**Stated task:** In the listing below, identify each line with the word "name" and return those lines.

* begin *

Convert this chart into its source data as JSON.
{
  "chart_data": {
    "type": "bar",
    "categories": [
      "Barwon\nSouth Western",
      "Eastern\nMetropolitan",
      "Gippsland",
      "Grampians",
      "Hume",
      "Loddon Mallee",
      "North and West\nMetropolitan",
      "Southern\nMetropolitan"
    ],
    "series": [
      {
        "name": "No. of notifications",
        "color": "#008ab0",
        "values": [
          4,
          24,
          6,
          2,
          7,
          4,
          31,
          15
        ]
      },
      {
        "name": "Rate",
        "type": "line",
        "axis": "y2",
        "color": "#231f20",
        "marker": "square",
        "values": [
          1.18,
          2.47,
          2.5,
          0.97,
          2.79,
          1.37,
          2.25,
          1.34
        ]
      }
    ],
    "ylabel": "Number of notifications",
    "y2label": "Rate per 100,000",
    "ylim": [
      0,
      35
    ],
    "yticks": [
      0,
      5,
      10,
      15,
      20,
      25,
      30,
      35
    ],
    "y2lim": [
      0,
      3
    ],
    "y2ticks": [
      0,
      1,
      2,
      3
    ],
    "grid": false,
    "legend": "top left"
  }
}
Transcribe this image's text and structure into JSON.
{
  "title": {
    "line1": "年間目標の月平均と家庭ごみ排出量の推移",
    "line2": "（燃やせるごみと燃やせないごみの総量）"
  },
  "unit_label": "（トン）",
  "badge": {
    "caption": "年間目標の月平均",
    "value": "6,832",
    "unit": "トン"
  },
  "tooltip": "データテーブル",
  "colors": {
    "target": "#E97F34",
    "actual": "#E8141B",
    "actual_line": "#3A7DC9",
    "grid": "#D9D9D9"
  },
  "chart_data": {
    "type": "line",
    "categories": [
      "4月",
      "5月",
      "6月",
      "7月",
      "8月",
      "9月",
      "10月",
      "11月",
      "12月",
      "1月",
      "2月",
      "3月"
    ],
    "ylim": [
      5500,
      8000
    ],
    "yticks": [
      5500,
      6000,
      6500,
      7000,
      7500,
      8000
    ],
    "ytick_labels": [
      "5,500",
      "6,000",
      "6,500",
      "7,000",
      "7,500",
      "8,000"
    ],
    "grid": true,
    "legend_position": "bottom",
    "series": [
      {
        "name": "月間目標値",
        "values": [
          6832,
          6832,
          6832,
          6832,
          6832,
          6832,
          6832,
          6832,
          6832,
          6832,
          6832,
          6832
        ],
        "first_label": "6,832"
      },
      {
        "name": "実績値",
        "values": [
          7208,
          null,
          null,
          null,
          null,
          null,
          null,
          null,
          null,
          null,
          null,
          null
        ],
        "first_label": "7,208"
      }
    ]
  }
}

* end *
* begin *

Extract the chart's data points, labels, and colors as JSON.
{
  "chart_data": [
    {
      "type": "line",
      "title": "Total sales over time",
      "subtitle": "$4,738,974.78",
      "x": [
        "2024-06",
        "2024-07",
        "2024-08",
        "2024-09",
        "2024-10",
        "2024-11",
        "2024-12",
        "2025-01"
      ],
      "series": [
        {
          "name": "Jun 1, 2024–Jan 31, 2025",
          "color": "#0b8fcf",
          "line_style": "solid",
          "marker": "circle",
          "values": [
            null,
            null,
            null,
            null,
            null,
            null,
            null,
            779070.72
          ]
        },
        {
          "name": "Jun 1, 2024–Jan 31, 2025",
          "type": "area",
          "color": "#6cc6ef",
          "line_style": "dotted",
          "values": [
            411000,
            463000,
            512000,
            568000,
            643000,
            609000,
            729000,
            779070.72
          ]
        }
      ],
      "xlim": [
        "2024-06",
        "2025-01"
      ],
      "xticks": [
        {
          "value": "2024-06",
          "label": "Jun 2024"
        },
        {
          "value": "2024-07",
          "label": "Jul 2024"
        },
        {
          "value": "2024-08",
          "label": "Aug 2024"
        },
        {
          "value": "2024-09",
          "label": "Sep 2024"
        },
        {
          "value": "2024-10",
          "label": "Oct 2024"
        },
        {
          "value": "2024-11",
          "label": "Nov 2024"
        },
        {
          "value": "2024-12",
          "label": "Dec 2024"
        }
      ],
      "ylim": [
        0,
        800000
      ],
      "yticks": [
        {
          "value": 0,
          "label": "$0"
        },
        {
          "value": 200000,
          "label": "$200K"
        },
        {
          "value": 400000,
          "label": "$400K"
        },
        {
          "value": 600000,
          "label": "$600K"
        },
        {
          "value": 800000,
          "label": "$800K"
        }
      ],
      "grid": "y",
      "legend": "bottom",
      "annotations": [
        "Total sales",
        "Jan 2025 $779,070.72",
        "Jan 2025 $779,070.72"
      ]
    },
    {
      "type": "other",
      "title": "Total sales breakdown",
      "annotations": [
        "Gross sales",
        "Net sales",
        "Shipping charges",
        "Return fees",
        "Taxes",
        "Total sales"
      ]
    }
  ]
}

* end *

**Result for this exercise:**
        "name": "No. of notifications",
        "name": "Rate",
        "name": "月間目標値",
        "name": "実績値",
          "name": "Jun 1, 2024–Jan 31, 2025",
          "name": "Jun 1, 2024–Jan 31, 2025",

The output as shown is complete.